:: Job ::
Every record here should be printed again exactly.

:: Given data ::
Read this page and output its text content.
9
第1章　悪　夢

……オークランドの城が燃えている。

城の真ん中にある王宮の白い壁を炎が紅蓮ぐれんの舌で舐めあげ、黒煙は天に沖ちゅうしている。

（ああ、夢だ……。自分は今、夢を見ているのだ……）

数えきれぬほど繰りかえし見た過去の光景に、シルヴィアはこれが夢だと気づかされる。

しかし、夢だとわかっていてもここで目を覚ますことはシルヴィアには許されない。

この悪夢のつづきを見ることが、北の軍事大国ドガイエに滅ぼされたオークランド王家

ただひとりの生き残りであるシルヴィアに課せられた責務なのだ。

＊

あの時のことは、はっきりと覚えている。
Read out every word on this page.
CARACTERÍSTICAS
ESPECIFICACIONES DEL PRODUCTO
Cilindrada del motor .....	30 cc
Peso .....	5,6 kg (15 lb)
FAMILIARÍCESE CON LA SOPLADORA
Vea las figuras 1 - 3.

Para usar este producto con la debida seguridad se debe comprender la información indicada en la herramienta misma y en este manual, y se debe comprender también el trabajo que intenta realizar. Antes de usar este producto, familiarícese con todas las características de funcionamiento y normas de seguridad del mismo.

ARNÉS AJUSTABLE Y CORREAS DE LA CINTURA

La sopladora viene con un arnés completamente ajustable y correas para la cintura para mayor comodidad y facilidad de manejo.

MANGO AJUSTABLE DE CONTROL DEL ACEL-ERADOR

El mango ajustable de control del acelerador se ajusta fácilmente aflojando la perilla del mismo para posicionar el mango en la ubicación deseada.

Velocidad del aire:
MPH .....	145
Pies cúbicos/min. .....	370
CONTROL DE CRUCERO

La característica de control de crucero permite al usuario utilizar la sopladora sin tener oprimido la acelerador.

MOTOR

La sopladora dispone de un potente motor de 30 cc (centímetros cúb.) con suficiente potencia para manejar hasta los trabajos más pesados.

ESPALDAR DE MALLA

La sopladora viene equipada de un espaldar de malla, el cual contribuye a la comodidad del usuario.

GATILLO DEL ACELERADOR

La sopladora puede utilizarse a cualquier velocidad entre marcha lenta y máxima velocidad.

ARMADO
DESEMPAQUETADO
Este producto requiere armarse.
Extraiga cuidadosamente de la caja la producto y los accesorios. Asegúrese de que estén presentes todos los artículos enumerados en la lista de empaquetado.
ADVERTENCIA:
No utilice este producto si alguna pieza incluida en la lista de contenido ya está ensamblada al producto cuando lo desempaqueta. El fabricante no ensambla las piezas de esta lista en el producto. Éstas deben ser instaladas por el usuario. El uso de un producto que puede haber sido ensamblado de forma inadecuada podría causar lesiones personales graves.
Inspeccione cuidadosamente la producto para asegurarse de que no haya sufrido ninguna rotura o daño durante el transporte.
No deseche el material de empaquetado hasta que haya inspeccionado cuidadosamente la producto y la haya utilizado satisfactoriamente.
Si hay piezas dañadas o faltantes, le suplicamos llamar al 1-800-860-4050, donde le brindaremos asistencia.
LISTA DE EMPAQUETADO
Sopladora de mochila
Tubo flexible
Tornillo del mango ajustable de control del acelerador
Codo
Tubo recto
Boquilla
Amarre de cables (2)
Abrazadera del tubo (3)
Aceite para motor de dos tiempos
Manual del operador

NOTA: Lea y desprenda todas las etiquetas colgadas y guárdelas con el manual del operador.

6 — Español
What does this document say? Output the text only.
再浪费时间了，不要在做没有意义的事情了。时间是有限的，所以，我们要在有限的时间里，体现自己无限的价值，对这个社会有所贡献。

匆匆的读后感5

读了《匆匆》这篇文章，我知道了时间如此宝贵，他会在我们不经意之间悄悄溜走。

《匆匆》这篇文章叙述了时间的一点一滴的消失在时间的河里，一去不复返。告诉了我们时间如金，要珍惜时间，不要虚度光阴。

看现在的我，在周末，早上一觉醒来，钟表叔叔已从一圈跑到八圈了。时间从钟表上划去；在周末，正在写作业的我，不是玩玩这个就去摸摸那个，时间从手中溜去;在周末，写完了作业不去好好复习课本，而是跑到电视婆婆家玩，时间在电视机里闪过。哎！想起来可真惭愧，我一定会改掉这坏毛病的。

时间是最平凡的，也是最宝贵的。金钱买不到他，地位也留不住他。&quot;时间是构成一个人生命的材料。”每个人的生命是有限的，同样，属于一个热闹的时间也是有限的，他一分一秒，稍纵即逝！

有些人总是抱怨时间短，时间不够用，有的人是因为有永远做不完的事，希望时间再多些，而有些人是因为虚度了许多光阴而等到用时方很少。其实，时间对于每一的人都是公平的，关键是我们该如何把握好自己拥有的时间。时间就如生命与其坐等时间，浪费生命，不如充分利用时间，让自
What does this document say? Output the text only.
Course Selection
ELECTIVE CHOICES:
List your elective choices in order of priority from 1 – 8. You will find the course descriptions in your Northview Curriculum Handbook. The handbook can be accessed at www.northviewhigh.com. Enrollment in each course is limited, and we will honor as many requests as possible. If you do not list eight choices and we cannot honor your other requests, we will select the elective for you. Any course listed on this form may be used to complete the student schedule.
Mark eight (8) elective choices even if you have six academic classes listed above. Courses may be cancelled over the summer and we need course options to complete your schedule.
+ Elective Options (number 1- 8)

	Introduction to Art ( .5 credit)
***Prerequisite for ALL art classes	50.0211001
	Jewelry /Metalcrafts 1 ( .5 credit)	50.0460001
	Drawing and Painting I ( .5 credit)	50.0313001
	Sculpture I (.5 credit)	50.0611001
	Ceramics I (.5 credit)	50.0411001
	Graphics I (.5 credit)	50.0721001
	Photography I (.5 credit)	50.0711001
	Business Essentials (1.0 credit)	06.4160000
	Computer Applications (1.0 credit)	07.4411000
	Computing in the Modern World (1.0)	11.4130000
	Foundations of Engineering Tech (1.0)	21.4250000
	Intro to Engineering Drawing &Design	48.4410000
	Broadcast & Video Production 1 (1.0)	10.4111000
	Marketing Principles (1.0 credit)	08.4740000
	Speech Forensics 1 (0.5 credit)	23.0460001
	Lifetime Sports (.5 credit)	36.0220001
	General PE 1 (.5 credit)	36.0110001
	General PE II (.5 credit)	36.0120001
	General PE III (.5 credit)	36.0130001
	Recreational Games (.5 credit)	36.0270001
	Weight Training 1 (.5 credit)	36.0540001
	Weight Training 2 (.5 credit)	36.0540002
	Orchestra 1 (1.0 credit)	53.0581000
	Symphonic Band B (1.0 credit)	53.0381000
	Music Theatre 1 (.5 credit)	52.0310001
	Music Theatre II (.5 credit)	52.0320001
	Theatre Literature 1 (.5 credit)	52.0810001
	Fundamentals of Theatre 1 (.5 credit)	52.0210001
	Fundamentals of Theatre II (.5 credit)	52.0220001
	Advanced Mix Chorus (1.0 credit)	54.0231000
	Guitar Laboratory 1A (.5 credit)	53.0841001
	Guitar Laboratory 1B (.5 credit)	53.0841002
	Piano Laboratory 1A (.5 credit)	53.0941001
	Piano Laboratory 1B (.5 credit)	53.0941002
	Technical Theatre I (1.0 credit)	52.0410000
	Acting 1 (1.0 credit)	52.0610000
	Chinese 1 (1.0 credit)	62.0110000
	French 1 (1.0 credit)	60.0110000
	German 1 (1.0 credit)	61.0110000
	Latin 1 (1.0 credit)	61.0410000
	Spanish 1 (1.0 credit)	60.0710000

:: Written response ::
Read this page and output its text content.
9
第1章　悪　夢

……オークランドの城が燃えている。

城の真ん中にある王宮の白い壁を炎が紅蓮ぐれんの舌で舐めあげ、黒煙は天に沖ちゅうしている。

（ああ、夢だ……。自分は今、夢を見ているのだ……）

数えきれぬほど繰りかえし見た過去の光景に、シルヴィアはこれが夢だと気づかされる。

しかし、夢だとわかっていてもここで目を覚ますことはシルヴィアには許されない。

この悪夢のつづきを見ることが、北の軍事大国ドガイエに滅ぼされたオークランド王家

ただひとりの生き残りであるシルヴィアに課せられた責務なのだ。

＊

あの時のことは、はっきりと覚えている。
Read out every word on this page.
CARACTERÍSTICAS
ESPECIFICACIONES DEL PRODUCTO
Cilindrada del motor .....	30 cc
Peso .....	5,6 kg (15 lb)
FAMILIARÍCESE CON LA SOPLADORA
Vea las figuras 1 - 3.

Para usar este producto con la debida seguridad se debe comprender la información indicada en la herramienta misma y en este manual, y se debe comprender también el trabajo que intenta realizar. Antes de usar este producto, familiarícese con todas las características de funcionamiento y normas de seguridad del mismo.

ARNÉS AJUSTABLE Y CORREAS DE LA CINTURA

La sopladora viene con un arnés completamente ajustable y correas para la cintura para mayor comodidad y facilidad de manejo.

MANGO AJUSTABLE DE CONTROL DEL ACEL-ERADOR

El mango ajustable de control del acelerador se ajusta fácilmente aflojando la perilla del mismo para posicionar el mango en la ubicación deseada.

Velocidad del aire:
MPH .....	145
Pies cúbicos/min. .....	370
CONTROL DE CRUCERO

La característica de control de crucero permite al usuario utilizar la sopladora sin tener oprimido la acelerador.

MOTOR

La sopladora dispone de un potente motor de 30 cc (centímetros cúb.) con suficiente potencia para manejar hasta los trabajos más pesados.

ESPALDAR DE MALLA

La sopladora viene equipada de un espaldar de malla, el cual contribuye a la comodidad del usuario.

GATILLO DEL ACELERADOR

La sopladora puede utilizarse a cualquier velocidad entre marcha lenta y máxima velocidad.

ARMADO
DESEMPAQUETADO
Este producto requiere armarse.
Extraiga cuidadosamente de la caja la producto y los accesorios. Asegúrese de que estén presentes todos los artículos enumerados en la lista de empaquetado.
ADVERTENCIA:
No utilice este producto si alguna pieza incluida en la lista de contenido ya está ensamblada al producto cuando lo desempaqueta. El fabricante no ensambla las piezas de esta lista en el producto. Éstas deben ser instaladas por el usuario. El uso de un producto que puede haber sido ensamblado de forma inadecuada podría causar lesiones personales graves.
Inspeccione cuidadosamente la producto para asegurarse de que no haya sufrido ninguna rotura o daño durante el transporte.
No deseche el material de empaquetado hasta que haya inspeccionado cuidadosamente la producto y la haya utilizado satisfactoriamente.
Si hay piezas dañadas o faltantes, le suplicamos llamar al 1-800-860-4050, donde le brindaremos asistencia.
LISTA DE EMPAQUETADO
Sopladora de mochila
Tubo flexible
Tornillo del mango ajustable de control del acelerador
Codo
Tubo recto
Boquilla
Amarre de cables (2)
Abrazadera del tubo (3)
Aceite para motor de dos tiempos
Manual del operador

NOTA: Lea y desprenda todas las etiquetas colgadas y guárdelas con el manual del operador.

6 — Español
What does this document say? Output the text only.
再浪费时间了，不要在做没有意义的事情了。时间是有限的，所以，我们要在有限的时间里，体现自己无限的价值，对这个社会有所贡献。

匆匆的读后感5

读了《匆匆》这篇文章，我知道了时间如此宝贵，他会在我们不经意之间悄悄溜走。

《匆匆》这篇文章叙述了时间的一点一滴的消失在时间的河里，一去不复返。告诉了我们时间如金，要珍惜时间，不要虚度光阴。

看现在的我，在周末，早上一觉醒来，钟表叔叔已从一圈跑到八圈了。时间从钟表上划去；在周末，正在写作业的我，不是玩玩这个就去摸摸那个，时间从手中溜去;在周末，写完了作业不去好好复习课本，而是跑到电视婆婆家玩，时间在电视机里闪过。哎！想起来可真惭愧，我一定会改掉这坏毛病的。

时间是最平凡的，也是最宝贵的。金钱买不到他，地位也留不住他。&quot;时间是构成一个人生命的材料。”每个人的生命是有限的，同样，属于一个热闹的时间也是有限的，他一分一秒，稍纵即逝！

有些人总是抱怨时间短，时间不够用，有的人是因为有永远做不完的事，希望时间再多些，而有些人是因为虚度了许多光阴而等到用时方很少。其实，时间对于每一的人都是公平的，关键是我们该如何把握好自己拥有的时间。时间就如生命与其坐等时间，浪费生命，不如充分利用时间，让自
What does this document say? Output the text only.
Course Selection
ELECTIVE CHOICES:
List your elective choices in order of priority from 1 – 8. You will find the course descriptions in your Northview Curriculum Handbook. The handbook can be accessed at www.northviewhigh.com. Enrollment in each course is limited, and we will honor as many requests as possible. If you do not list eight choices and we cannot honor your other requests, we will select the elective for you. Any course listed on this form may be used to complete the student schedule.
Mark eight (8) elective choices even if you have six academic classes listed above. Courses may be cancelled over the summer and we need course options to complete your schedule.
+ Elective Options (number 1- 8)

	Introduction to Art ( .5 credit)
***Prerequisite for ALL art classes	50.0211001
	Jewelry /Metalcrafts 1 ( .5 credit)	50.0460001
	Drawing and Painting I ( .5 credit)	50.0313001
	Sculpture I (.5 credit)	50.0611001
	Ceramics I (.5 credit)	50.0411001
	Graphics I (.5 credit)	50.0721001
	Photography I (.5 credit)	50.0711001
	Business Essentials (1.0 credit)	06.4160000
	Computer Applications (1.0 credit)	07.4411000
	Computing in the Modern World (1.0)	11.4130000
	Foundations of Engineering Tech (1.0)	21.4250000
	Intro to Engineering Drawing &Design	48.4410000
	Broadcast & Video Production 1 (1.0)	10.4111000
	Marketing Principles (1.0 credit)	08.4740000
	Speech Forensics 1 (0.5 credit)	23.0460001
	Lifetime Sports (.5 credit)	36.0220001
	General PE 1 (.5 credit)	36.0110001
	General PE II (.5 credit)	36.0120001
	General PE III (.5 credit)	36.0130001
	Recreational Games (.5 credit)	36.0270001
	Weight Training 1 (.5 credit)	36.0540001
	Weight Training 2 (.5 credit)	36.0540002
	Orchestra 1 (1.0 credit)	53.0581000
	Symphonic Band B (1.0 credit)	53.0381000
	Music Theatre 1 (.5 credit)	52.0310001
	Music Theatre II (.5 credit)	52.0320001
	Theatre Literature 1 (.5 credit)	52.0810001
	Fundamentals of Theatre 1 (.5 credit)	52.0210001
	Fundamentals of Theatre II (.5 credit)	52.0220001
	Advanced Mix Chorus (1.0 credit)	54.0231000
	Guitar Laboratory 1A (.5 credit)	53.0841001
	Guitar Laboratory 1B (.5 credit)	53.0841002
	Piano Laboratory 1A (.5 credit)	53.0941001
	Piano Laboratory 1B (.5 credit)	53.0941002
	Technical Theatre I (1.0 credit)	52.0410000
	Acting 1 (1.0 credit)	52.0610000
	Chinese 1 (1.0 credit)	62.0110000
	French 1 (1.0 credit)	60.0110000
	German 1 (1.0 credit)	61.0110000
	Latin 1 (1.0 credit)	61.0410000
	Spanish 1 (1.0 credit)	60.0710000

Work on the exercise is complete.